■ **Extracted material**

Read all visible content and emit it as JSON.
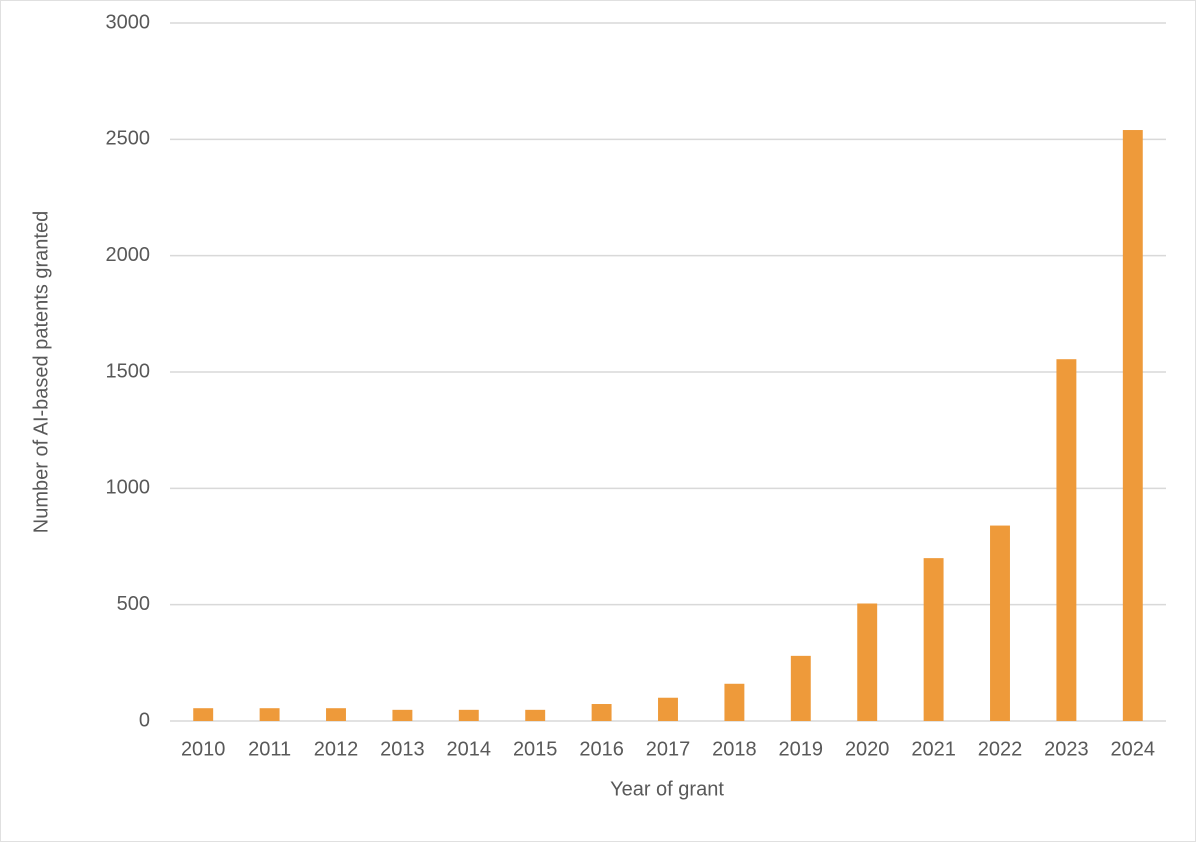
{
  "chart_data": {
    "type": "bar",
    "x_label": "Year of grant",
    "y_label": "Number of AI-based patents granted",
    "categories": [
      "2010",
      "2011",
      "2012",
      "2013",
      "2014",
      "2015",
      "2016",
      "2017",
      "2018",
      "2019",
      "2020",
      "2021",
      "2022",
      "2023",
      "2024"
    ],
    "values": [
      55,
      55,
      55,
      48,
      48,
      48,
      73,
      100,
      160,
      280,
      505,
      700,
      840,
      1555,
      2540
    ],
    "color": "#ee9a3a",
    "ylim": [
      0,
      3000
    ],
    "yticks": [
      0,
      500,
      1000,
      1500,
      2000,
      2500,
      3000
    ],
    "grid": true
  }
}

■ **The task**
Print each line of the material above exactly, with the pictures removed from your copy.

■ **Response to the exercise**
Read all visible content and emit it as JSON.
{
  "chart_data": {
    "type": "bar",
    "x_label": "Year of grant",
    "y_label": "Number of AI-based patents granted",
    "categories": [
      "2010",
      "2011",
      "2012",
      "2013",
      "2014",
      "2015",
      "2016",
      "2017",
      "2018",
      "2019",
      "2020",
      "2021",
      "2022",
      "2023",
      "2024"
    ],
    "values": [
      55,
      55,
      55,
      48,
      48,
      48,
      73,
      100,
      160,
      280,
      505,
      700,
      840,
      1555,
      2540
    ],
    "color": "#ee9a3a",
    "ylim": [
      0,
      3000
    ],
    "yticks": [
      0,
      500,
      1000,
      1500,
      2000,
      2500,
      3000
    ],
    "grid": true
  }
}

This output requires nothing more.